Task prompt —
Copy every record below exactly as written, but leave out the pictures.
________________________
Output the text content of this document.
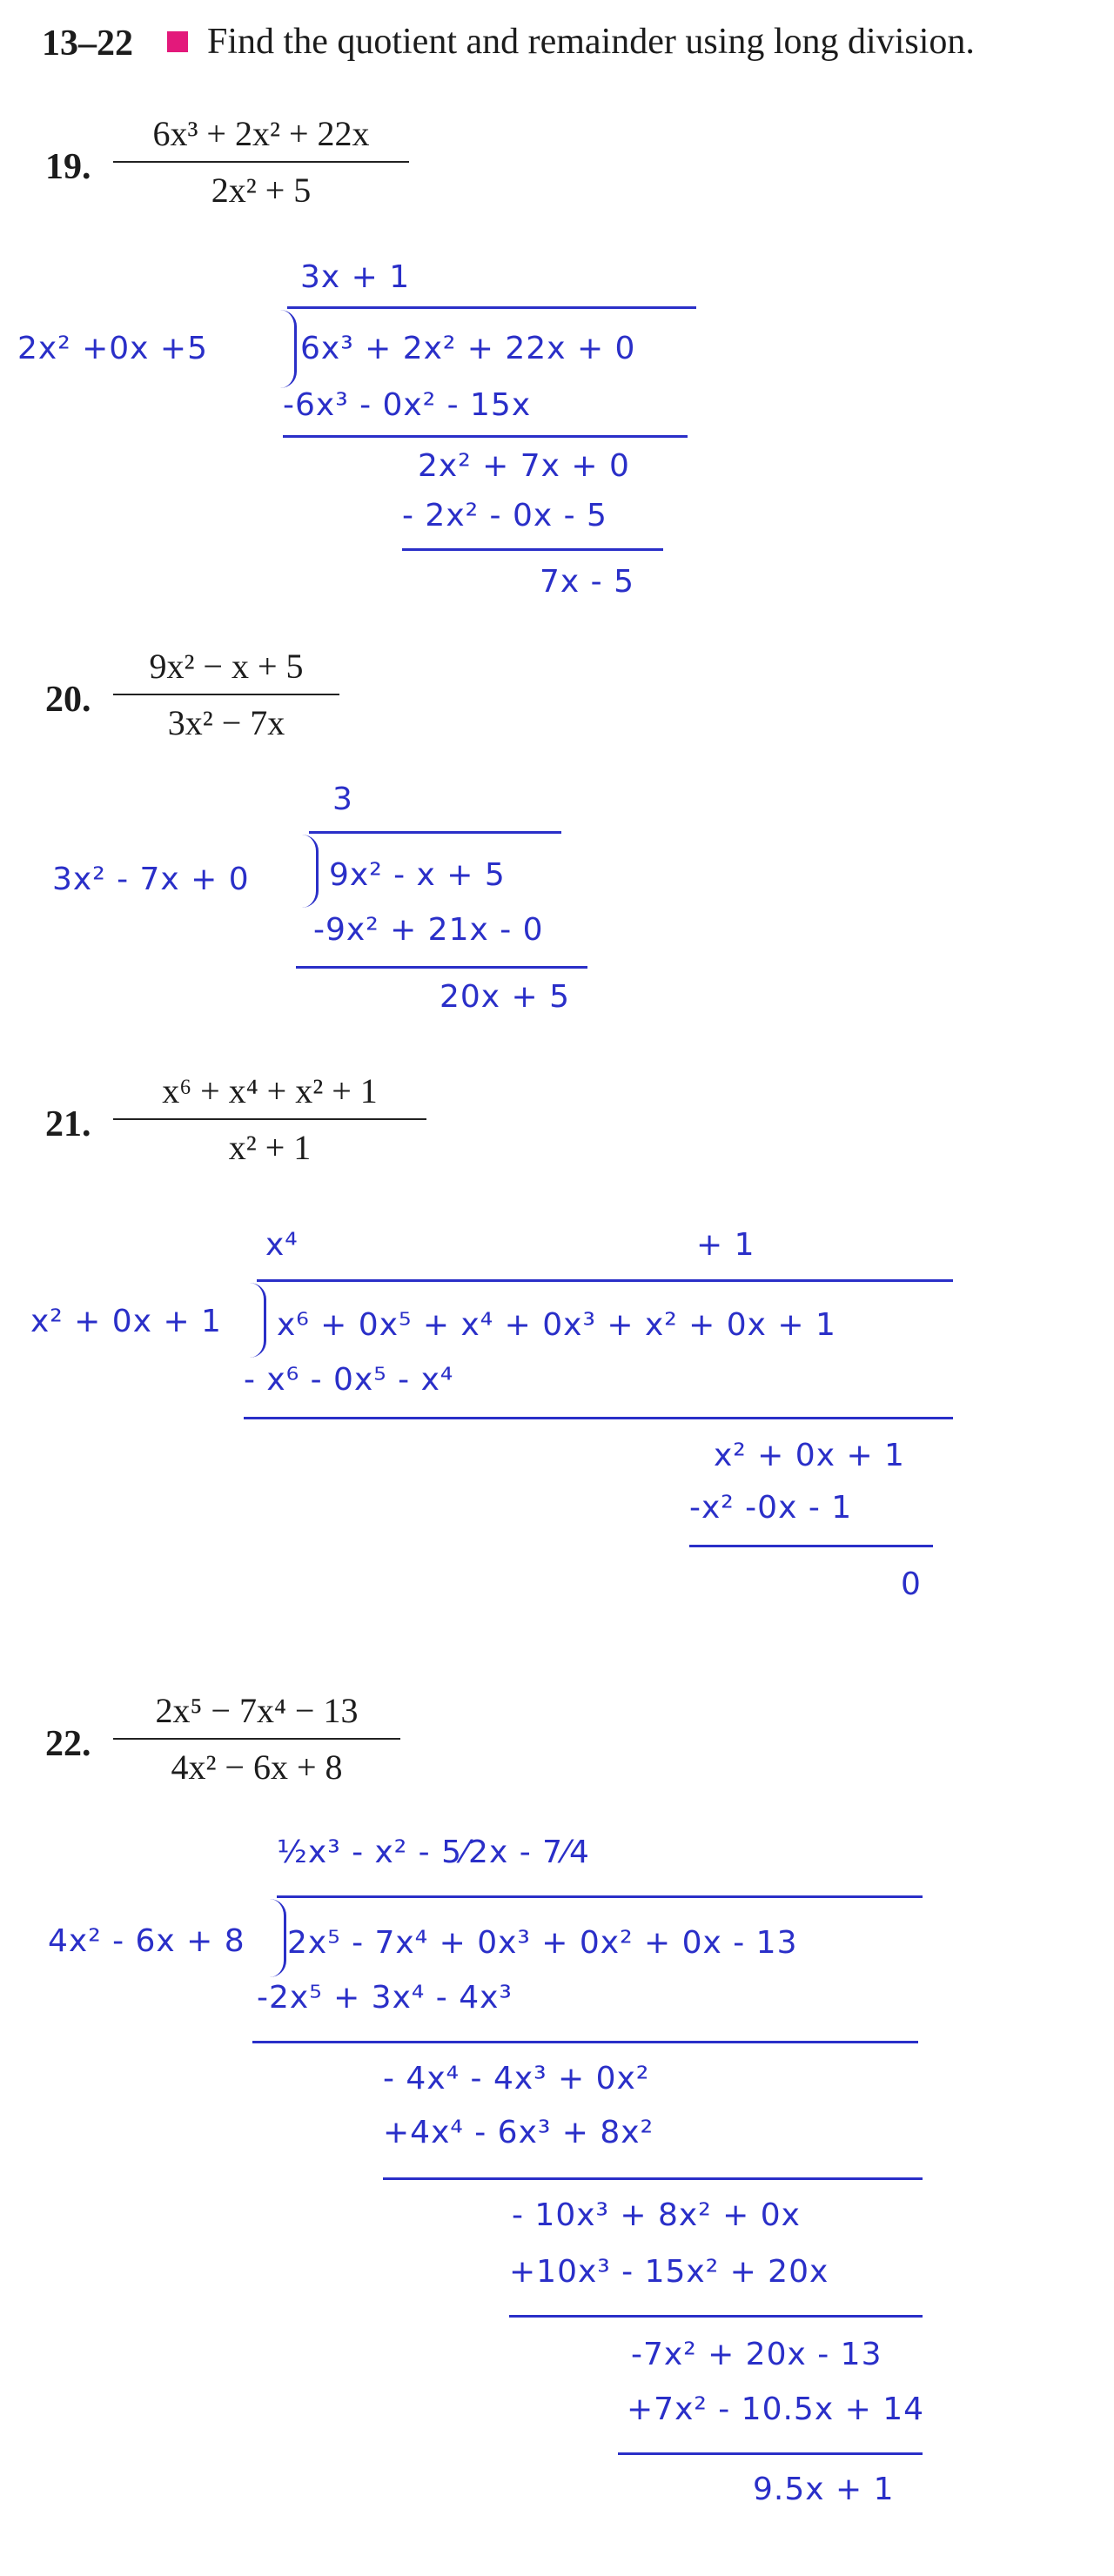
13–22 Find the quotient and remainder using long division.
19.
6x³ + 2x² + 22x
2x² + 5
3x + 1
2x² +0x +5	6x³ + 2x² + 22x + 0
-6x³ - 0x² - 15x
2x² + 7x + 0
- 2x² - 0x - 5
7x - 5
20.
9x² − x + 5
3x² − 7x
3
3x² - 7x + 0	9x² - x + 5
-9x² + 21x - 0
20x + 5
21.
x⁶ + x⁴ + x² + 1
x² + 1
x⁴	+ 1
x² + 0x + 1 x⁶ + 0x⁵ + x⁴ + 0x³ + x² + 0x + 1
- x⁶ - 0x⁵ - x⁴
x² + 0x + 1
-x² -0x - 1
0
22.
2x⁵ − 7x⁴ − 13
4x² − 6x + 8
½x³ - x² - 5⁄2x - 7⁄4
4x² - 6x + 8 2x⁵ - 7x⁴ + 0x³ + 0x² + 0x - 13
-2x⁵ + 3x⁴ - 4x³
- 4x⁴ - 4x³ + 0x²
+4x⁴ - 6x³ + 8x²
- 10x³ + 8x² + 0x
+10x³ - 15x² + 20x
-7x² + 20x - 13
+7x² - 10.5x + 14
9.5x + 1
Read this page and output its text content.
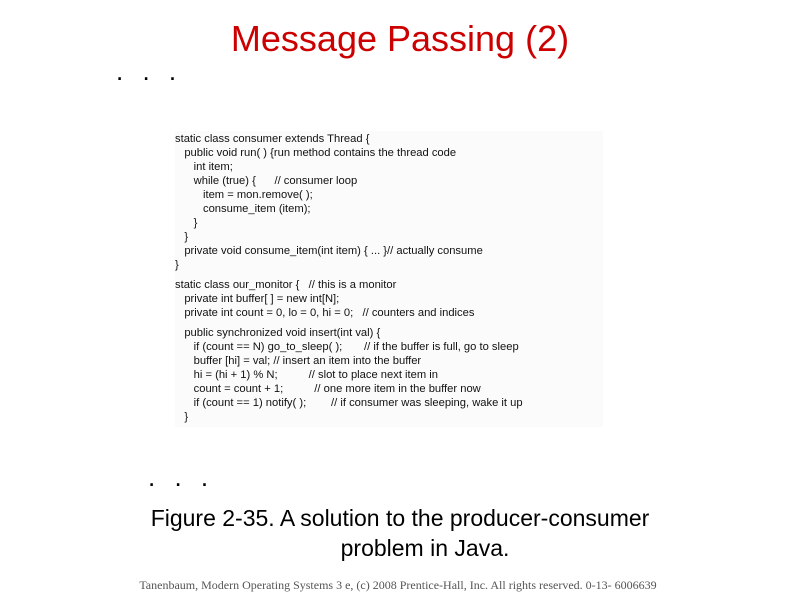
. . .
Message Passing (2)
static class consumer extends Thread {
public void run( ) {run method contains the thread code
int item;
while (true) {      // consumer loop
item = mon.remove( );
consume_item (item);
}
}
private void consume_item(int item) { ... }// actually consume
}
static class our_monitor {   // this is a monitor
private int buffer[ ] = new int[N];
private int count = 0, lo = 0, hi = 0;   // counters and indices
public synchronized void insert(int val) {
if (count == N) go_to_sleep( );       // if the buffer is full, go to sleep
buffer [hi] = val; // insert an item into the buffer
hi = (hi + 1) % N;          // slot to place next item in
count = count + 1;          // one more item in the buffer now
if (count == 1) notify( );        // if consumer was sleeping, wake it up
}
. . .
Figure 2-35. A solution to the producer-consumer
problem in Java.
Tanenbaum, Modern Operating Systems 3 e, (c) 2008 Prentice-Hall, Inc. All rights reserved. 0-13- 6006639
________________________
Finished exercise —
Output the text content of this document.
13–22 Find the quotient and remainder using long division.
19.
6x³ + 2x² + 22x
2x² + 5
3x + 1
2x² +0x +5	6x³ + 2x² + 22x + 0
-6x³ - 0x² - 15x
2x² + 7x + 0
- 2x² - 0x - 5
7x - 5
20.
9x² − x + 5
3x² − 7x
3
3x² - 7x + 0	9x² - x + 5
-9x² + 21x - 0
20x + 5
21.
x⁶ + x⁴ + x² + 1
x² + 1
x⁴	+ 1
x² + 0x + 1 x⁶ + 0x⁵ + x⁴ + 0x³ + x² + 0x + 1
- x⁶ - 0x⁵ - x⁴
x² + 0x + 1
-x² -0x - 1
0
22.
2x⁵ − 7x⁴ − 13
4x² − 6x + 8
½x³ - x² - 5⁄2x - 7⁄4
4x² - 6x + 8 2x⁵ - 7x⁴ + 0x³ + 0x² + 0x - 13
-2x⁵ + 3x⁴ - 4x³
- 4x⁴ - 4x³ + 0x²
+4x⁴ - 6x³ + 8x²
- 10x³ + 8x² + 0x
+10x³ - 15x² + 20x
-7x² + 20x - 13
+7x² - 10.5x + 14
9.5x + 1
Read this page and output its text content.
. . .
Message Passing (2)
static class consumer extends Thread {
public void run( ) {run method contains the thread code
int item;
while (true) {      // consumer loop
item = mon.remove( );
consume_item (item);
}
}
private void consume_item(int item) { ... }// actually consume
}
static class our_monitor {   // this is a monitor
private int buffer[ ] = new int[N];
private int count = 0, lo = 0, hi = 0;   // counters and indices
public synchronized void insert(int val) {
if (count == N) go_to_sleep( );       // if the buffer is full, go to sleep
buffer [hi] = val; // insert an item into the buffer
hi = (hi + 1) % N;          // slot to place next item in
count = count + 1;          // one more item in the buffer now
if (count == 1) notify( );        // if consumer was sleeping, wake it up
}
. . .
Figure 2-35. A solution to the producer-consumer
problem in Java.
Tanenbaum, Modern Operating Systems 3 e, (c) 2008 Prentice-Hall, Inc. All rights reserved. 0-13- 6006639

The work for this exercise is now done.